# [Dataset extract]
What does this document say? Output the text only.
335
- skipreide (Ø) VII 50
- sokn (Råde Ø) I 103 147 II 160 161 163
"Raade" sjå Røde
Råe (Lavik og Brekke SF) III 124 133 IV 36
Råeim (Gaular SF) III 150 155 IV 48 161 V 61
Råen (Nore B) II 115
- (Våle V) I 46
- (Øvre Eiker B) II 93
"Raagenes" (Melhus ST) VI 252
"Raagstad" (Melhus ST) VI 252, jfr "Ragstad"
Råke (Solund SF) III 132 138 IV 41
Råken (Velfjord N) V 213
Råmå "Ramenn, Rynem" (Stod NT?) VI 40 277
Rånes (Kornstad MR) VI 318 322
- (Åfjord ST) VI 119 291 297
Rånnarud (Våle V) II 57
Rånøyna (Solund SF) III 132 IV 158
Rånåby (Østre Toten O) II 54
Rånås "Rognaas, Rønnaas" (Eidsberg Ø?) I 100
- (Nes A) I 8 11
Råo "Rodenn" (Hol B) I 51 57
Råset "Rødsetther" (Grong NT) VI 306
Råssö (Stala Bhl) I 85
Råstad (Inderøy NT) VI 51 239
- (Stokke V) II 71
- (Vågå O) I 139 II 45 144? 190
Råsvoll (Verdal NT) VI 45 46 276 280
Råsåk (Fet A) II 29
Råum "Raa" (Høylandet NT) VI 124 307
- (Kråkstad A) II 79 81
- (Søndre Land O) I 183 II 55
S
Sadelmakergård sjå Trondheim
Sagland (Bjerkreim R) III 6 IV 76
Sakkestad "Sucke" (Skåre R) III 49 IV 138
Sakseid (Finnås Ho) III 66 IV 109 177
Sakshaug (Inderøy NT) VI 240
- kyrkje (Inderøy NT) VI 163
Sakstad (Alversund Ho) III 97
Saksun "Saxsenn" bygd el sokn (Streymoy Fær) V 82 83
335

# [Exercise goal]
Each record is to be reproduced exactly as it appears.

# [Answer space]
What does this document say? Output the text only.
335
- skipreide (Ø) VII 50
- sokn (Råde Ø) I 103 147 II 160 161 163
"Raade" sjå Røde
Råe (Lavik og Brekke SF) III 124 133 IV 36
Råeim (Gaular SF) III 150 155 IV 48 161 V 61
Råen (Nore B) II 115
- (Våle V) I 46
- (Øvre Eiker B) II 93
"Raagenes" (Melhus ST) VI 252
"Raagstad" (Melhus ST) VI 252, jfr "Ragstad"
Råke (Solund SF) III 132 138 IV 41
Råken (Velfjord N) V 213
Råmå "Ramenn, Rynem" (Stod NT?) VI 40 277
Rånes (Kornstad MR) VI 318 322
- (Åfjord ST) VI 119 291 297
Rånnarud (Våle V) II 57
Rånøyna (Solund SF) III 132 IV 158
Rånåby (Østre Toten O) II 54
Rånås "Rognaas, Rønnaas" (Eidsberg Ø?) I 100
- (Nes A) I 8 11
Råo "Rodenn" (Hol B) I 51 57
Råset "Rødsetther" (Grong NT) VI 306
Råssö (Stala Bhl) I 85
Råstad (Inderøy NT) VI 51 239
- (Stokke V) II 71
- (Vågå O) I 139 II 45 144? 190
Råsvoll (Verdal NT) VI 45 46 276 280
Råsåk (Fet A) II 29
Råum "Raa" (Høylandet NT) VI 124 307
- (Kråkstad A) II 79 81
- (Søndre Land O) I 183 II 55
S
Sadelmakergård sjå Trondheim
Sagland (Bjerkreim R) III 6 IV 76
Sakkestad "Sucke" (Skåre R) III 49 IV 138
Sakseid (Finnås Ho) III 66 IV 109 177
Sakshaug (Inderøy NT) VI 240
- kyrkje (Inderøy NT) VI 163
Sakstad (Alversund Ho) III 97
Saksun "Saxsenn" bygd el sokn (Streymoy Fær) V 82 83
335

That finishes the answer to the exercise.